Aufgabe 1: Welche Schnittstelle implementiert die Klasse AffineDecrypter im Auszug?
Aufgabe 2: Gib den Auszug von „public int OutputBlockSize“ bis einschließlich „outputBuffer, int outputOffset)“ wortgetreu wieder.

Ausgewählter Auszug:
Entschlüsselungs Code
C#:
using System;
using System.Collections.Generic;
using System.Linq;
using System.Text;
using System.Security.Cryptography;

namespace CodingQuiz11.Affine
{
	public class AffineDecrypter : ICryptoTransform
	{
		public AffineKey Key { get; set; }

		public AffineDecrypter(AffineKey key)
		{
			this.Key = key;
		}

		public bool CanReuseTransform
		{
			get { return true; }
		}

		public bool CanTransformMultipleBlocks
		{
			get { return false; }
		}

		public int InputBlockSize
		{
			get { return 4; }
		}

		public int OutputBlockSize
		{
			get { return 4; }
		}

		public int TransformBlock(byte[] inputBuffer, int inputOffset, int inputCount, byte[] outputBuffer, int outputOffset)
		{
			if (inputCount == 0)
				return 0;

			UInt32 x, y;

			y = (uint)inputBuffer[3 + inputOffset] << 24
					| (uint)inputBuffer[2 + inputOffset] << 16
					| (uint)inputBuffer[1 + inputOffset] << 8
					| (uint)inputBuffer[0 + inputOffset];

			x = Key.InverseA * (y - Key.B);

			outputBuffer[outputOffset + 0] = (byte)(x >> 0 & 0xFF);
			outputBuffer[outputOffset + 1] = (byte)(x >> 8 & 0xFF);
			outputBuffer[outputOffset + 2] = (byte)(x >> 16 & 0xFF);
			outputBuffer[outputOffset + 3] = (byte)(x >> 24 & 0xFF);

			return OutputBlockSize;
		}

		public byte[] TransformFinalBlock(byte[] inputBuffer, int inputOffset, int inputCount)
		{
			byte[] outputBuffer = new byte[inputCount];
			TransformBlock(inputBuffer, inputOffset, inputCount, outputBuffer, 0);
			return outputBuffer;
		}

		public void Dispose()
		{

		}
	}
}

Verschlüsselung
Nicht gefordert, aber zwecks Vollständigkeit. ;)

Bereitgestelltes Material:

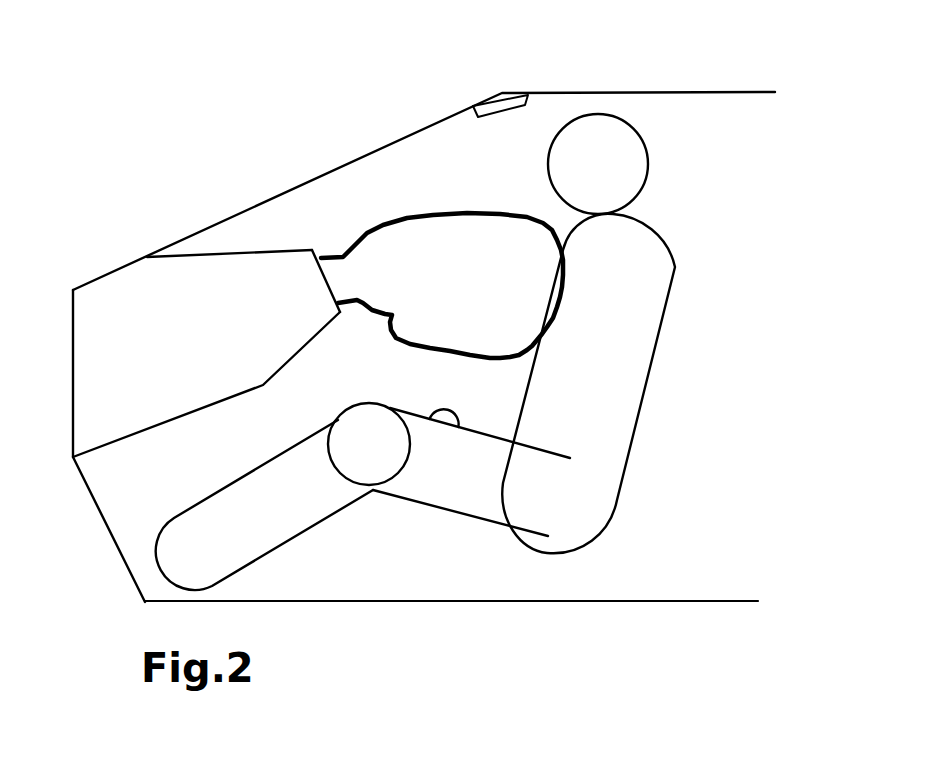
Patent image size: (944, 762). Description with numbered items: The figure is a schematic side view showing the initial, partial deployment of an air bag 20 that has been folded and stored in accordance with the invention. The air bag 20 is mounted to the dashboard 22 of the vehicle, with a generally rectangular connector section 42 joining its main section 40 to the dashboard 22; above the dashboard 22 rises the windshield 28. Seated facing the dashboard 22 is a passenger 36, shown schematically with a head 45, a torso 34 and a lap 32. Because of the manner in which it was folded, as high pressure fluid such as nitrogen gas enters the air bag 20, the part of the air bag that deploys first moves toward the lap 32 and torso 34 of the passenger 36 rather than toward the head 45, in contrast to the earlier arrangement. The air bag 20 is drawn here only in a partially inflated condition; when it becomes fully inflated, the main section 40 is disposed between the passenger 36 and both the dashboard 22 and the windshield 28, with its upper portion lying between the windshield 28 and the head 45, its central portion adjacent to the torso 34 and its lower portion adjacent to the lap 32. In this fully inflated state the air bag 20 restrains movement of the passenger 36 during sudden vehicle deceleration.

Richtige Antwort 1: ICryptoTransform

Richtige Antwort 2:
public int OutputBlockSize
		{
			get { return 4; }
		}

		public int TransformBlock(byte[] inputBuffer, int inputOffset, int inputCount, byte[] outputBuffer, int outputOffset)